- **Your instructions**
Count the lines in the listing below that contain the string "GARDEN", matching case exactly, and reply with only that number.

- **Supplied material**
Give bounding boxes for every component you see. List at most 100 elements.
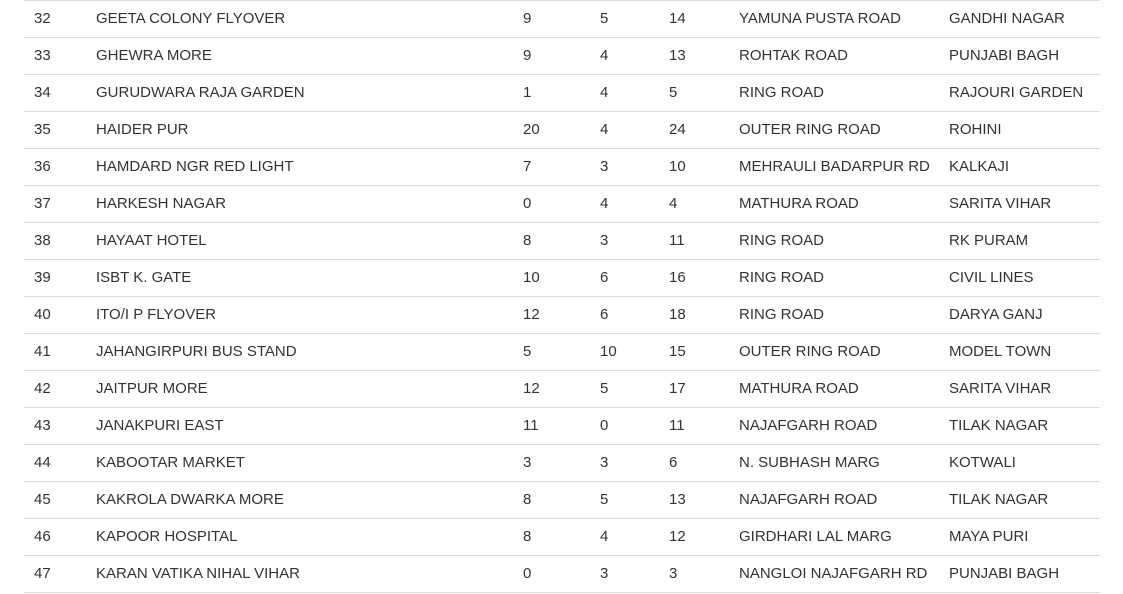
row-number: 47 <box>34 565 51 582</box>
area-name: CIVIL LINES <box>949 269 1034 286</box>
location-name: ITO/I P FLYOVER <box>96 306 217 323</box>
count-total: 13 <box>669 47 686 64</box>
area-name: RK PURAM <box>949 232 1029 249</box>
data-table: 32 GEETA COLONY FLYOVER 9 5 14 YAMUNA PU… <box>24 0 1100 593</box>
road-name: MATHURA ROAD <box>739 380 859 397</box>
area-name: SARITA VIHAR <box>949 195 1052 212</box>
count-a: 3 <box>523 454 532 471</box>
table-row: 41 JAHANGIRPURI BUS STAND 5 10 15 OUTER … <box>24 334 1100 371</box>
row-number: 32 <box>34 10 51 27</box>
road-name: OUTER RING ROAD <box>739 343 881 360</box>
count-b: 4 <box>600 121 609 138</box>
row-number: 36 <box>34 158 51 175</box>
row-number: 44 <box>34 454 51 471</box>
area-name: KOTWALI <box>949 454 1016 471</box>
area-name: PUNJABI BAGH <box>949 47 1060 64</box>
count-b: 6 <box>600 269 609 286</box>
table-row: 36 HAMDARD NGR RED LIGHT 7 3 10 MEHRAULI… <box>24 149 1100 186</box>
location-name: HAYAAT HOTEL <box>96 232 207 249</box>
road-name: MEHRAULI BADARPUR RD <box>739 158 930 175</box>
table-row: 45 KAKROLA DWARKA MORE 8 5 13 NAJAFGARH … <box>24 482 1100 519</box>
location-name: KAKROLA DWARKA MORE <box>96 491 284 508</box>
location-name: KARAN VATIKA NIHAL VIHAR <box>96 565 300 582</box>
table-row: 34 GURUDWARA RAJA GARDEN 1 4 5 RING ROAD… <box>24 75 1100 112</box>
location-name: GHEWRA MORE <box>96 47 212 64</box>
count-total: 11 <box>669 232 685 249</box>
table-row: 40 ITO/I P FLYOVER 12 6 18 RING ROAD DAR… <box>24 297 1100 334</box>
road-name: GIRDHARI LAL MARG <box>739 528 892 545</box>
road-name: NANGLOI NAJAFGARH RD <box>739 565 928 582</box>
count-a: 5 <box>523 343 532 360</box>
area-name: GANDHI NAGAR <box>949 10 1065 27</box>
count-total: 13 <box>669 491 686 508</box>
count-total: 18 <box>669 306 686 323</box>
count-a: 10 <box>523 269 540 286</box>
count-b: 5 <box>600 491 609 508</box>
count-a: 20 <box>523 121 540 138</box>
count-b: 3 <box>600 158 609 175</box>
count-a: 7 <box>523 158 532 175</box>
table-row: 39 ISBT K. GATE 10 6 16 RING ROAD CIVIL … <box>24 260 1100 297</box>
road-name: RING ROAD <box>739 306 825 323</box>
row-number: 43 <box>34 417 51 434</box>
row-number: 46 <box>34 528 51 545</box>
row-number: 40 <box>34 306 51 323</box>
count-a: 8 <box>523 491 532 508</box>
count-b: 4 <box>600 528 609 545</box>
area-name: TILAK NAGAR <box>949 417 1049 434</box>
road-name: N. SUBHASH MARG <box>739 454 880 471</box>
area-name: PUNJABI BAGH <box>949 565 1060 582</box>
count-a: 0 <box>523 195 532 212</box>
area-name: SARITA VIHAR <box>949 380 1052 397</box>
count-b: 4 <box>600 195 609 212</box>
count-total: 15 <box>669 343 686 360</box>
count-total: 14 <box>669 10 686 27</box>
table-row: 35 HAIDER PUR 20 4 24 OUTER RING ROAD RO… <box>24 112 1100 149</box>
count-b: 6 <box>600 306 609 323</box>
table-row: 32 GEETA COLONY FLYOVER 9 5 14 YAMUNA PU… <box>24 1 1100 38</box>
count-total: 4 <box>669 195 678 212</box>
count-total: 16 <box>669 269 686 286</box>
count-a: 0 <box>523 565 532 582</box>
location-name: GEETA COLONY FLYOVER <box>96 10 286 27</box>
count-total: 11 <box>669 417 685 434</box>
area-name: MAYA PURI <box>949 528 1029 545</box>
road-name: OUTER RING ROAD <box>739 121 881 138</box>
location-name: JAITPUR MORE <box>96 380 208 397</box>
area-name: TILAK NAGAR <box>949 491 1049 508</box>
table-body: 32 GEETA COLONY FLYOVER 9 5 14 YAMUNA PU… <box>24 1 1100 593</box>
table-row: 44 KABOOTAR MARKET 3 3 6 N. SUBHASH MARG… <box>24 445 1100 482</box>
road-name: RING ROAD <box>739 232 825 249</box>
count-b: 4 <box>600 84 609 101</box>
road-name: RING ROAD <box>739 84 825 101</box>
location-name: JAHANGIRPURI BUS STAND <box>96 343 297 360</box>
count-b: 3 <box>600 454 609 471</box>
table-row: 33 GHEWRA MORE 9 4 13 ROHTAK ROAD PUNJAB… <box>24 38 1100 75</box>
row-number: 33 <box>34 47 51 64</box>
row-number: 39 <box>34 269 51 286</box>
road-name: ROHTAK ROAD <box>739 47 848 64</box>
location-name: GURUDWARA RAJA GARDEN <box>96 84 305 101</box>
row-number: 38 <box>34 232 51 249</box>
table-row: 46 KAPOOR HOSPITAL 8 4 12 GIRDHARI LAL M… <box>24 519 1100 556</box>
count-b: 4 <box>600 47 609 64</box>
table-row: 38 HAYAAT HOTEL 8 3 11 RING ROAD RK PURA… <box>24 223 1100 260</box>
count-total: 10 <box>669 158 686 175</box>
location-name: KABOOTAR MARKET <box>96 454 245 471</box>
location-name: KAPOOR HOSPITAL <box>96 528 238 545</box>
row-number: 45 <box>34 491 51 508</box>
road-name: MATHURA ROAD <box>739 195 859 212</box>
location-name: HAMDARD NGR RED LIGHT <box>96 158 294 175</box>
area-name: RAJOURI GARDEN <box>949 84 1084 101</box>
count-a: 9 <box>523 10 532 27</box>
table-row: 47 KARAN VATIKA NIHAL VIHAR 0 3 3 NANGLO… <box>24 556 1100 593</box>
count-total: 6 <box>669 454 678 471</box>
area-name: ROHINI <box>949 121 1002 138</box>
count-total: 17 <box>669 380 686 397</box>
row-number: 37 <box>34 195 51 212</box>
road-name: RING ROAD <box>739 269 825 286</box>
count-total: 24 <box>669 121 686 138</box>
count-total: 12 <box>669 528 686 545</box>
row-number: 35 <box>34 121 51 138</box>
road-name: YAMUNA PUSTA ROAD <box>739 10 901 27</box>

- **Complete response**
3